→ **ЧТО НУЖНО СДЕЛАТЬ**
A. Изложите содержание отрывка о Пушкине в двух предложениях.
B. Напишите продолжение отрывка о Пушкине, начав сразу после его последнего предложения.

→ **ИЗБРАННЫЙ ОТРЫВОК**
# # # # #

Глубокая грусть охватывает поэта. Все чаще возникает воспоминание об ушедшем друге Дельвиге — ощущение, выраженное еще в стихах 1831 года («И мнится, очередь за мной, зовет меня мой Дельвиг милый…»).
В конце марта Пушкин посещает мастерскую скульптора Орловского, бывшего крепостного, ставшего учеником Торвальдсена. Поэт осматривает его собрание статуй и любуется мощными фигурами современных полководцев, вызывающих его сжатую и выразительную характеристику:
Здесь зачинатель Барклай, а здесь совершитель Кутузов.В этом собрании изваянных богов и героев его охватывает тоска по исчезнувшему другу:
…меж тем в толпе молчаливых кумиров Грустен гуляю: со мной доброго Дельвига нет; В темной могиле почил художников друг и советник. Как бы он обнял тебя! Как бы гордился тобой!Все лето 1836 года Пушкины прожили на Каменном острове, в модном дачном месте на Черной речке. Поблизости, в Новой деревне, стояли лагерем кавалергарды. В помещении Минеральных вод устраивались балы, в каменноостровском театре шли французские спектакли. Наталья Николаевна и сестры Гончаровы были окружены привычным петербургским обществом. Дантес продолжал первенствовать в летних развлечениях и своей преданностью красавице Пушкиной занимать внимание праздных сплетников и настороженных врагов поэта.
17 сентября 1836 года на вечере у Карамзиных собралось много друзей, «так что мы могли открыть настоящий бал (сообщает в письме к брату дочь историка Софья Николаевна) и всем было очень весело, судя по их лицам, кроме только Александра Пушкина, который все время был грустен, задумчив и озабочен. Он своей тоской и на меня тоску наводит. Его блуждающий, дикий, рассеянный взгляд поминутно устремлялся с вызывающим тревогу вниманием на жену и Дантеса, который продолжал те же шутки, что и раньше, — не отходя ни на шаг от Екатерины Гончаровой, он издали бросал страстные взгляды на Натали, а под конец все-таки танцовал с ней мазурку. Жалко было смотреть на лицо Пушкина, который стоял в дверях напротив молчаливый, бледный, угрожающий…»
Такие отношения длятся всю осень 1836 года. Целое общество молчаливо присутствует при этом «холодном» поединке, не понимая серьезности создавшейся ситуации и не переставая иронизировать над этой «сентиментальной комедией», «таинственной драмой», «сим романом 'a la Бальзак».

# # # # #

(Записи, взятые из собрания)
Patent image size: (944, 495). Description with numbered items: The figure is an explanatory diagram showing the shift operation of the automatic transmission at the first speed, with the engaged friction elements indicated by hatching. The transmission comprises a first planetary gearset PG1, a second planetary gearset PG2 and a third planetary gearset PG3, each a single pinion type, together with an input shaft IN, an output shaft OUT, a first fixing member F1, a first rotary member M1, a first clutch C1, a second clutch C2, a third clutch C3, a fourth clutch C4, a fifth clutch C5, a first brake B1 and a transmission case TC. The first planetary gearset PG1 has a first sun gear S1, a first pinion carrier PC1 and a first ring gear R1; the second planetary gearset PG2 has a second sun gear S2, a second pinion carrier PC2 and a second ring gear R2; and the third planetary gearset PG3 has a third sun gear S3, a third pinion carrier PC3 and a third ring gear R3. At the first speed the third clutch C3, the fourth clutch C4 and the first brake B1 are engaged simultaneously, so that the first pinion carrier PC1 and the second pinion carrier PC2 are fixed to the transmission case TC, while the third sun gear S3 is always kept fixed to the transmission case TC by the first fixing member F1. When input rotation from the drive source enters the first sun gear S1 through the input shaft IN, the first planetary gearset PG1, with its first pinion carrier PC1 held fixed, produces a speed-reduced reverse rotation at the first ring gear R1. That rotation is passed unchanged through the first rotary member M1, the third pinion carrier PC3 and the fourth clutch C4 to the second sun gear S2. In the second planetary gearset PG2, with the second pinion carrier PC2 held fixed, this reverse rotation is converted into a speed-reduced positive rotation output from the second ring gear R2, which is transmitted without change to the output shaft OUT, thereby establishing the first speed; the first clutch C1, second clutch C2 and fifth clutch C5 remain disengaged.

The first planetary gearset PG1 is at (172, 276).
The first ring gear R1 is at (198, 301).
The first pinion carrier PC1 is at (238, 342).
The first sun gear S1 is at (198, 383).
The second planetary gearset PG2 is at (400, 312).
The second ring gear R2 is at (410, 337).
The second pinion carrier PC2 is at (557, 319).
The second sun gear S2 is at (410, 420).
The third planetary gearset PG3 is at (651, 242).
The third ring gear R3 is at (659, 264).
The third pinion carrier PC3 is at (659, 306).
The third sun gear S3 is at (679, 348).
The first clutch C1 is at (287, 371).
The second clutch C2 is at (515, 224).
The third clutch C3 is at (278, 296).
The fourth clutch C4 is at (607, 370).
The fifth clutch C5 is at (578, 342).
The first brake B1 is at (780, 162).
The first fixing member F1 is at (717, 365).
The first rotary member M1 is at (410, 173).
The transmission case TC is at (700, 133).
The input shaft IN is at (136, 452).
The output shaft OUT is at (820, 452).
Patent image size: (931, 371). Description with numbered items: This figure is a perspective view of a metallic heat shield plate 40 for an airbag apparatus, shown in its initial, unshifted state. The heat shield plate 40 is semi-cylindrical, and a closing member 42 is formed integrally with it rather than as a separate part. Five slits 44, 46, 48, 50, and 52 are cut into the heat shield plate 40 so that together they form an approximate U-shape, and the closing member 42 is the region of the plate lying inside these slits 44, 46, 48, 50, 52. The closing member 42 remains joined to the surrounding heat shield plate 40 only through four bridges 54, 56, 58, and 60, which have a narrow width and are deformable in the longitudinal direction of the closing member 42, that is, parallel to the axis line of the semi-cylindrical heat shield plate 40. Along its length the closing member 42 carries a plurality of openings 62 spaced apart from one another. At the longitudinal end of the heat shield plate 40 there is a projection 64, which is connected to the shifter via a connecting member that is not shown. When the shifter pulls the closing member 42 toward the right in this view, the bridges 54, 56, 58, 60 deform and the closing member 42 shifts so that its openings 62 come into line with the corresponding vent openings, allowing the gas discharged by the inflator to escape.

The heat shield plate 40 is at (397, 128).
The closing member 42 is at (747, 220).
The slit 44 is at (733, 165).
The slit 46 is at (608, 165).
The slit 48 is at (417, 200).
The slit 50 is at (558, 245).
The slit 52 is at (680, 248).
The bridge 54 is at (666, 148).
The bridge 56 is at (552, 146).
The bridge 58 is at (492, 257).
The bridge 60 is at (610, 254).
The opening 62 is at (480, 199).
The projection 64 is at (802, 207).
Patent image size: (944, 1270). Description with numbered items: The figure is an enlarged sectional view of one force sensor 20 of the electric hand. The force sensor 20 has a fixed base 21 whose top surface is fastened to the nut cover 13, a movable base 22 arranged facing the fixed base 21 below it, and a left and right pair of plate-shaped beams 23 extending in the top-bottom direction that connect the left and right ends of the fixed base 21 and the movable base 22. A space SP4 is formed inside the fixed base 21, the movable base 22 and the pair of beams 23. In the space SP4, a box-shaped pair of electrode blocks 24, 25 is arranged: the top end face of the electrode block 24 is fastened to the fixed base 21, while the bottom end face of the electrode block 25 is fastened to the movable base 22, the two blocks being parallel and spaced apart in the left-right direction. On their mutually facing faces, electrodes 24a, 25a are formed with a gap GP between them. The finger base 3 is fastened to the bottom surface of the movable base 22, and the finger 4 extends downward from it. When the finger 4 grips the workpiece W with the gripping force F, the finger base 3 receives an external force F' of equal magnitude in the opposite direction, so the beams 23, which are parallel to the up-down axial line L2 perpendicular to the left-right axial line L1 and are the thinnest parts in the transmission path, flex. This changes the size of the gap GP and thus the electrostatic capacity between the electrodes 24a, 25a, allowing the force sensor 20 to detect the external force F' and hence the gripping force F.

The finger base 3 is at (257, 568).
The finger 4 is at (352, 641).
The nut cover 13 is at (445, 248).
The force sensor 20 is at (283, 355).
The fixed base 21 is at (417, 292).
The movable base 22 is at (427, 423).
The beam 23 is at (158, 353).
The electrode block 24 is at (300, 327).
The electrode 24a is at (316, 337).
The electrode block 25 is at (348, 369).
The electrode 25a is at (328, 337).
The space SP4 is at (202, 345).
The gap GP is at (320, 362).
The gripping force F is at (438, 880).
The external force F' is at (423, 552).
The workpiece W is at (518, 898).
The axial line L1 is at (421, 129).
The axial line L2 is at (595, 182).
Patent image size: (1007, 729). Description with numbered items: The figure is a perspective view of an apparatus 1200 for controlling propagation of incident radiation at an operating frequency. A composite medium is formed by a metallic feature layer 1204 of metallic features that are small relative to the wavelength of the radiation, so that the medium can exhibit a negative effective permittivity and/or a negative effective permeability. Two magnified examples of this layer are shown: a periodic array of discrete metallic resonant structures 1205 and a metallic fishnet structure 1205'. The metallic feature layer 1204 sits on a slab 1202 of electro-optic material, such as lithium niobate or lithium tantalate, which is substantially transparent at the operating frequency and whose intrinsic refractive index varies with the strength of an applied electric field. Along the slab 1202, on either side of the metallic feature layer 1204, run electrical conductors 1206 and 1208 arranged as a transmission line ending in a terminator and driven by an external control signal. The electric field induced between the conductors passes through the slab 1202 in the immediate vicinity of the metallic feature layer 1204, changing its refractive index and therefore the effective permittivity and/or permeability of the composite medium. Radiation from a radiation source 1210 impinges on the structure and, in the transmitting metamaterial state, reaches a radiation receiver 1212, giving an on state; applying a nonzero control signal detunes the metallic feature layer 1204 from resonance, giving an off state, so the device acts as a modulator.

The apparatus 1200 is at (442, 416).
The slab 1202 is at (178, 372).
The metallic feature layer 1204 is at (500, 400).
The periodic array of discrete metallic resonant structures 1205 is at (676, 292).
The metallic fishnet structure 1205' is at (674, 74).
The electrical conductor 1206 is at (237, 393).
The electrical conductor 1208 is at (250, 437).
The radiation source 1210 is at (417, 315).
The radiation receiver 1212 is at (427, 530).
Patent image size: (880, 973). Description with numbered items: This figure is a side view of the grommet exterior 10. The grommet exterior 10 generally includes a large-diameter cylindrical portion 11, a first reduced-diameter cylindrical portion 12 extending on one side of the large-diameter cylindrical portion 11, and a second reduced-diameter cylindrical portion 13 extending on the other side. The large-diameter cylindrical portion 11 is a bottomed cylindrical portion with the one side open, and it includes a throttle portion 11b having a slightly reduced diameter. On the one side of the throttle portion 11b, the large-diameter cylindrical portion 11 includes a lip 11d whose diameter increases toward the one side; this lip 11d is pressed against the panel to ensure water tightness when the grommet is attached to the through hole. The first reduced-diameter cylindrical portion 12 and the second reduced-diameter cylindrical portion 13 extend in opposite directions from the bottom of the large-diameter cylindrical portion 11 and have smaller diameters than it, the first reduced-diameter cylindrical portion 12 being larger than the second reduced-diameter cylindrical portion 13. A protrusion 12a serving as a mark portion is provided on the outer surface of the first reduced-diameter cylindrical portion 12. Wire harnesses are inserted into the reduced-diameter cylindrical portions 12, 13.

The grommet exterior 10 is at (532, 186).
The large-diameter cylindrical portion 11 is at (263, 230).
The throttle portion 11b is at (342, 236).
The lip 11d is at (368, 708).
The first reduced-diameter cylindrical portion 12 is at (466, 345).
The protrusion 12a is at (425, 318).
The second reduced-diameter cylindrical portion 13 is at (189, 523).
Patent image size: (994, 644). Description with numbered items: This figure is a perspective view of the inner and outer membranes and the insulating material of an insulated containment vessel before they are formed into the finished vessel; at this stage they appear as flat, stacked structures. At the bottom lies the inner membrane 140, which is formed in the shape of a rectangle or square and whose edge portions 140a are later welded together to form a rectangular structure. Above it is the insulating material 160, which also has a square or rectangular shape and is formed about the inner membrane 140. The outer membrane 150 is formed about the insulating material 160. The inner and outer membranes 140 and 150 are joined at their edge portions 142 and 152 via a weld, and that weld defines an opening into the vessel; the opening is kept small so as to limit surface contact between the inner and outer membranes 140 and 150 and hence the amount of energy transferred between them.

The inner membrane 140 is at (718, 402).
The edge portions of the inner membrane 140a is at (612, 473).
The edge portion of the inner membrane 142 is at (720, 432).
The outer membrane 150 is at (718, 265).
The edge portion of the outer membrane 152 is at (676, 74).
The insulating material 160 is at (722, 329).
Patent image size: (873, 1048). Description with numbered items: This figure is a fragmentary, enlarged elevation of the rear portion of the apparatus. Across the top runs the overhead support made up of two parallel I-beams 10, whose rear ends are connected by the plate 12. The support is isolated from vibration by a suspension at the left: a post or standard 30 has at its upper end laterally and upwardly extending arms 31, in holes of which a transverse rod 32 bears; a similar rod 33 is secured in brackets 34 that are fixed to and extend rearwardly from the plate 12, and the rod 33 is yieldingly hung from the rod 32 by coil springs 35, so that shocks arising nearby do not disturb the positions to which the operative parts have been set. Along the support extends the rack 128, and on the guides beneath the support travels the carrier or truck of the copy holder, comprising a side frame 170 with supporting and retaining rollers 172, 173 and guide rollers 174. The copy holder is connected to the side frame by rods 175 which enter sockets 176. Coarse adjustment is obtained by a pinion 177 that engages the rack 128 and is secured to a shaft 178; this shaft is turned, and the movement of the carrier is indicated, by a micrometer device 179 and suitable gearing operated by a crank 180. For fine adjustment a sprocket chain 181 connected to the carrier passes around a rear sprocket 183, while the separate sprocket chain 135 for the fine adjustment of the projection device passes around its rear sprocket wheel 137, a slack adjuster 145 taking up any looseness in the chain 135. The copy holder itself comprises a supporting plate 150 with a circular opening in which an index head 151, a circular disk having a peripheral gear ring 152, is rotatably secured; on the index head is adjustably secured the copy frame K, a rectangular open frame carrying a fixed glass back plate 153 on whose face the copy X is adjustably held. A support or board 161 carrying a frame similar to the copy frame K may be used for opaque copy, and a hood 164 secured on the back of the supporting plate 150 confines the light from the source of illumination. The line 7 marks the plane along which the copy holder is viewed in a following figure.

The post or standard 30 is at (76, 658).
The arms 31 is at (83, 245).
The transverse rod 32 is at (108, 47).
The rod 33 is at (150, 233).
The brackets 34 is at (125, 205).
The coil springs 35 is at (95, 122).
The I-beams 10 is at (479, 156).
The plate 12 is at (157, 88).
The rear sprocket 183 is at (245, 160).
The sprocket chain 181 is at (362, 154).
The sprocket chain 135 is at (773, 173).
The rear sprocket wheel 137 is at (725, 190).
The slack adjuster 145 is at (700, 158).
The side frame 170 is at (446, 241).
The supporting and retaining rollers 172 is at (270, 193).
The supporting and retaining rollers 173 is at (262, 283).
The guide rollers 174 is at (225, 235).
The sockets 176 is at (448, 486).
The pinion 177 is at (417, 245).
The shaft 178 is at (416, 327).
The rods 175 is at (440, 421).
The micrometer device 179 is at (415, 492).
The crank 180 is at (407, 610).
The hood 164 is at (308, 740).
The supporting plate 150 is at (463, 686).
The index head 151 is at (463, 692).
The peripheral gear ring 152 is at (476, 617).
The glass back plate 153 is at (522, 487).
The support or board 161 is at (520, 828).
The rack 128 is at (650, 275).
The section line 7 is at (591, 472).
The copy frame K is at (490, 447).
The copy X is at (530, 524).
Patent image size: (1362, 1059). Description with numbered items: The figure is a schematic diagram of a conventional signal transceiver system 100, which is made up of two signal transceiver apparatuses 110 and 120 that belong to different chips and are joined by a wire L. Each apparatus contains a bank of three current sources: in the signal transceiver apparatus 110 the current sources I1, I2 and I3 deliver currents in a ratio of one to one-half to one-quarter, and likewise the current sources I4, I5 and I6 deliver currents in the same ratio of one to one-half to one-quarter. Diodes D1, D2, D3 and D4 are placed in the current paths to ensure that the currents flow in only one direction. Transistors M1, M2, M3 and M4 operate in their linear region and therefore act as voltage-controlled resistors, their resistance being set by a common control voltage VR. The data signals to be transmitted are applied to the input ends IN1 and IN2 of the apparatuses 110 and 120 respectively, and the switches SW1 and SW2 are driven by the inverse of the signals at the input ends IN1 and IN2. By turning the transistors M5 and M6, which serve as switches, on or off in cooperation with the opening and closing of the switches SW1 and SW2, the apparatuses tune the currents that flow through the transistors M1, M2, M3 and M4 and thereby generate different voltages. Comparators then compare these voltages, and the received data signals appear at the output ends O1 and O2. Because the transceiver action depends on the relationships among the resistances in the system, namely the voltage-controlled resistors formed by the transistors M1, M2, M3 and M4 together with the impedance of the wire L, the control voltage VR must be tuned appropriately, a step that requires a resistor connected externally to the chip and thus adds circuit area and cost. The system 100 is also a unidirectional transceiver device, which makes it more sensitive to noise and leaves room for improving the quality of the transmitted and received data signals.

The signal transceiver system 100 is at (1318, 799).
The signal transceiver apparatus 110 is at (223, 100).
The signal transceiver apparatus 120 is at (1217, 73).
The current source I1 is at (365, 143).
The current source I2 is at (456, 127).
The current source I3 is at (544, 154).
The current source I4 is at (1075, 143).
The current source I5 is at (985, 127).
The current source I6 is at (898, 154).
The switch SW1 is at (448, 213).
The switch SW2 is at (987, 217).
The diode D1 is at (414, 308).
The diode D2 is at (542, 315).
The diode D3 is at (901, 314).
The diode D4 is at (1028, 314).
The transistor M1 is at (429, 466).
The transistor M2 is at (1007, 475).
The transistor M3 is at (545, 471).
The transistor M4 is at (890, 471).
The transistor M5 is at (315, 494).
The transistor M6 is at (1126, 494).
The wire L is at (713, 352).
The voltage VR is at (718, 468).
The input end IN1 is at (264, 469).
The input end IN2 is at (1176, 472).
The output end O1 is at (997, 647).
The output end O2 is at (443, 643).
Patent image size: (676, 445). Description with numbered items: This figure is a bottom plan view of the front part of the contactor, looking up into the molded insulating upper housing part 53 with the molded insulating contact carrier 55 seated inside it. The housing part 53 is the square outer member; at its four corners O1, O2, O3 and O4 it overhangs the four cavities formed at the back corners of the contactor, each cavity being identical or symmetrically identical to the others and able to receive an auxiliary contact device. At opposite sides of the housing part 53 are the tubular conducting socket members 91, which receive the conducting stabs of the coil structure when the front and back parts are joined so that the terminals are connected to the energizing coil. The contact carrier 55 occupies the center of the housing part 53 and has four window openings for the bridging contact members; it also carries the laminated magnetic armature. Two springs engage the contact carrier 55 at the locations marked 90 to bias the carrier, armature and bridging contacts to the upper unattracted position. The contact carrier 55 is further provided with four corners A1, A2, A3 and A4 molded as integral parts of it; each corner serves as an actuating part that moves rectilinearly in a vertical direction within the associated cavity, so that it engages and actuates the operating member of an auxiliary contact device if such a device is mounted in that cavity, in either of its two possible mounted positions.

# # # # #

→ **ОТВЕТЫ ПО ПОРЯДКУ**
A. Поэта охватывает глубокая грусть: в конце марта в мастерской скульптора Орловского он тоскует по умершему другу Дельвигу, а летом 1836 года на Каменном острове Дантес своей преданностью Наталье Николаевне занимает внимание сплетников и врагов поэта. На вечере у Карамзиных 17 сентября 1836 года Пушкин, по письму Софьи Николаевны, мрачно следит за женой и Дантесом, и такие отношения длятся всю осень, а общество, не понимая серьезности положения, иронизирует над этим «холодным» поединком.

B.
В каменной пустыне Петербурга, среди сплотившихся и тщательно замаскированных врагов только неутомимый творческий труд еще поддерживал Пушкина. Он заканчивал «Капитанскую дочку» и подготовлял к печати новые выпуски своего журнала. Предстоял выход четвертого тома «Современника». Незаметно и без шума Пушкин строил большое культурное дело и находил некоторую отраду от житейских невзгод в сочувствии его планам друзей-писателей и просвещенного круга русского общества.
4 ноября 1836 года этот углубленный труд поэта-редактора был грубо прерван подлым ударом из-за угла. Пушкин получил по городской почте циничный пасквиль — патент на звание рогоносца в виде пародии на орденскую грамоту. В тот же день несколько знакомых передали ему полученные ими в двойных конвертах такие же гнусные дипломы на имя Пушкина.
Вновь сердцу моему наносит хладный свет Неотразимые обиды…Но это оскорбление, нанесенное не только ему, но и его жене, необходимо было во что бы то ни стало отразить. Ему сразу стали ясны намеки, расшифрованные его биографами лишь через девяносто лет: скрытое указание на благосклонное внимание к его жене Николая I, заключенное в наименовании «достопочтенного гроссмейстера ордена Д. Л. Нарышкина», то есть мужа известной любовницы Александра I.
О такой безошибочной расшифровке поэтом политических намеков пасквиля свидетельствует письмо, написанное им через день после получения дипломов, 6 ноября 1836 года, министру финансов Канкрину. В нем Пушкин заявляет о своем твердом решении вернуть царю «сполна и немедленно» полученные от него сорок пять тысяч. При этом он просит министра не доводить дела до сведения Николая, который может простить ему весь его долг, что поставило бы Пушкина «в весьма тяжелое и затруднительное положение: ибо я в таком случае был бы принужден отказаться от царской милости…».